» **WRITTEN EXERCISE**:
Return the number of lines holding "also", with nothing added.

— Start RECORDS PROVIDED —

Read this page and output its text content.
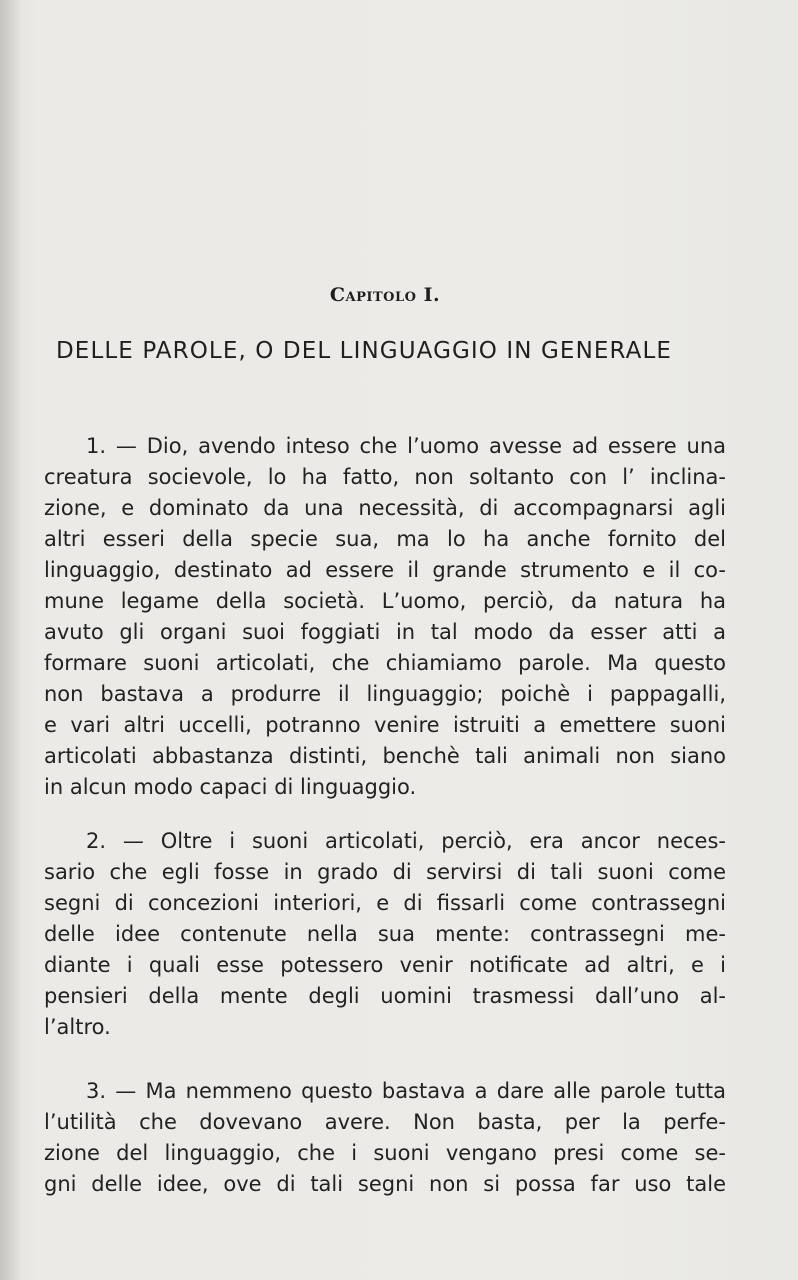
Capitolo I.
DELLE PAROLE, O DEL LINGUAGGIO IN GENERALE
1. — Dio, avendo inteso che l’uomo avesse ad essere una
creatura socievole, lo ha fatto, non soltanto con l’ inclina-
zione, e dominato da una necessità, di accompagnarsi agli
altri esseri della specie sua, ma lo ha anche fornito del
linguaggio, destinato ad essere il grande strumento e il co-
mune legame della società. L’uomo, perciò, da natura ha
avuto gli organi suoi foggiati in tal modo da esser atti a
formare suoni articolati, che chiamiamo parole. Ma questo
non bastava a produrre il linguaggio; poichè i pappagalli,
e vari altri uccelli, potranno venire istruiti a emettere suoni
articolati abbastanza distinti, benchè tali animali non siano
in alcun modo capaci di linguaggio.
2. — Oltre i suoni articolati, perciò, era ancor neces-
sario che egli fosse in grado di servirsi di tali suoni come
segni di concezioni interiori, e di fissarli come contrassegni
delle idee contenute nella sua mente: contrassegni me-
diante i quali esse potessero venir notificate ad altri, e i
pensieri della mente degli uomini trasmessi dall’uno al-
l’altro.
3. — Ma nemmeno questo bastava a dare alle parole tutta
l’utilità che dovevano avere. Non basta, per la perfe-
zione del linguaggio, che i suoni vengano presi come se-
gni delle idee, ove di tali segni non si possa far uso tale
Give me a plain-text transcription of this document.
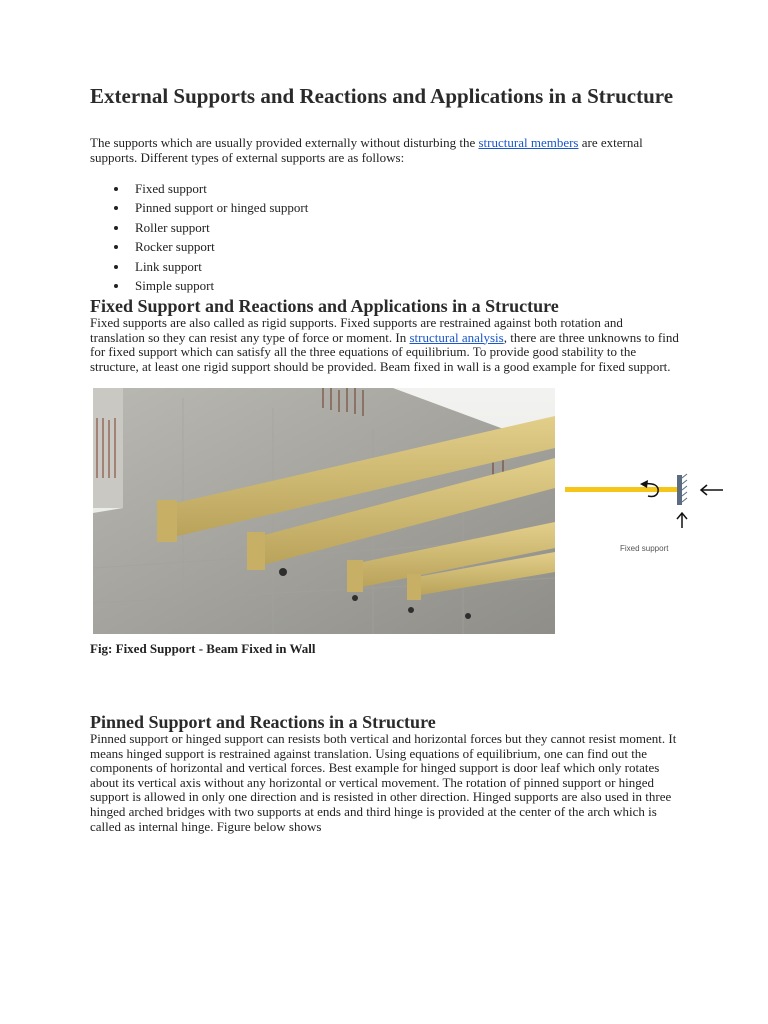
External Supports and Reactions and Applications in a Structure

The supports which are usually provided externally without disturbing the structural members are external supports. Different types of external supports are as follows:

Fixed support
Pinned support or hinged support
Roller support
Rocker support
Link support
Simple support
Fixed Support and Reactions and Applications in a Structure

Fixed supports are also called as rigid supports. Fixed supports are restrained against both rotation and translation so they can resist any type of force or moment. In structural analysis, there are three unknowns to find for fixed support which can satisfy all the three equations of equilibrium. To provide good stability to the structure, at least one rigid support should be provided. Beam fixed in wall is a good example for fixed support.

Fig: Fixed Support - Beam Fixed in Wall

Pinned Support and Reactions in a Structure

Pinned support or hinged support can resists both vertical and horizontal forces but they cannot resist moment. It means hinged support is restrained against translation. Using equations of equilibrium, one can find out the components of horizontal and vertical forces. Best example for hinged support is door leaf which only rotates about its vertical axis without any horizontal or vertical movement. The rotation of pinned support or hinged support is allowed in only one direction and is resisted in other direction. Hinged supports are also used in three hinged arched bridges with two supports at ends and third hinge is provided at the center of the arch which is called as internal hinge. Figure below shows

Fixed support
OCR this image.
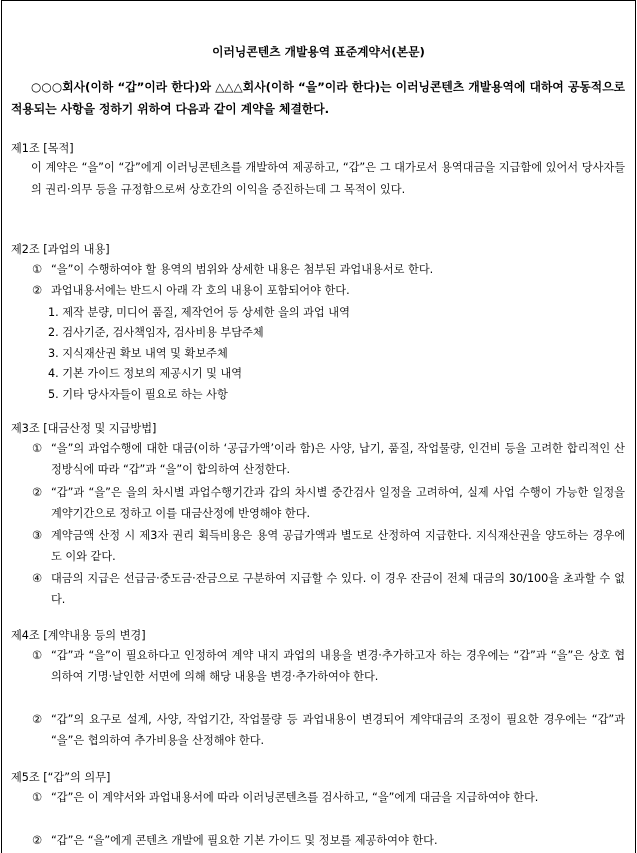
이러닝콘텐츠 개발용역 표준계약서(본문)
○○○회사(이하 “갑”이라 한다)와 △△△회사(이하 “을”이라 한다)는 이러닝콘텐츠 개발용역에 대하여 공동적으로 적용되는 사항을 정하기 위하여 다음과 같이 계약을 체결한다.
제1조 [목적]
이 계약은 “을”이 “갑”에게 이러닝콘텐츠를 개발하여 제공하고, “갑”은 그 대가로서 용역대금을 지급함에 있어서 당사자들의 권리·의무 등을 규정함으로써 상호간의 이익을 증진하는데 그 목적이 있다.
제2조 [과업의 내용]
① “을”이 수행하여야 할 용역의 범위와 상세한 내용은 첨부된 과업내용서로 한다.
② 과업내용서에는 반드시 아래 각 호의 내용이 포함되어야 한다.
1. 제작 분량, 미디어 품질, 제작언어 등 상세한 을의 과업 내역
2. 검사기준, 검사책임자, 검사비용 부담주체
3. 지식재산권 확보 내역 및 확보주체
4. 기본 가이드 정보의 제공시기 및 내역
5. 기타 당사자들이 필요로 하는 사항
제3조 [대금산정 및 지급방법]
① “을”의 과업수행에 대한 대금(이하 ‘공급가액’이라 함)은 사양, 납기, 품질, 작업물량, 인건비 등을 고려한 합리적인 산정방식에 따라 “갑”과 “을”이 합의하여 산정한다.
② “갑”과 “을”은 을의 차시별 과업수행기간과 갑의 차시별 중간검사 일정을 고려하여, 실제 사업 수행이 가능한 일정을 계약기간으로 정하고 이를 대금산정에 반영해야 한다.
③ 계약금액 산정 시 제3자 권리 획득비용은 용역 공급가액과 별도로 산정하여 지급한다. 지식재산권을 양도하는 경우에도 이와 같다.
④ 대금의 지급은 선급금·중도금·잔금으로 구분하여 지급할 수 있다. 이 경우 잔금이 전체 대금의 30/100을 초과할 수 없다.
제4조 [계약내용 등의 변경]
① “갑”과 “을”이 필요하다고 인정하여 계약 내지 과업의 내용을 변경·추가하고자 하는 경우에는 “갑”과 “을”은 상호 협의하여 기명·날인한 서면에 의해 해당 내용을 변경·추가하여야 한다.
② “갑”의 요구로 설계, 사양, 작업기간, 작업물량 등 과업내용이 변경되어 계약대금의 조정이 필요한 경우에는 “갑”과 “을”은 협의하여 추가비용을 산정해야 한다.
제5조 [“갑”의 의무]
① “갑”은 이 계약서와 과업내용서에 따라 이러닝콘텐츠를 검사하고, “을”에게 대금을 지급하여야 한다.
② “갑”은 “을”에게 콘텐츠 개발에 필요한 기본 가이드 및 정보를 제공하여야 한다.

— End RECORDS PROVIDED —

» **EXPECTED ANSWER**:
2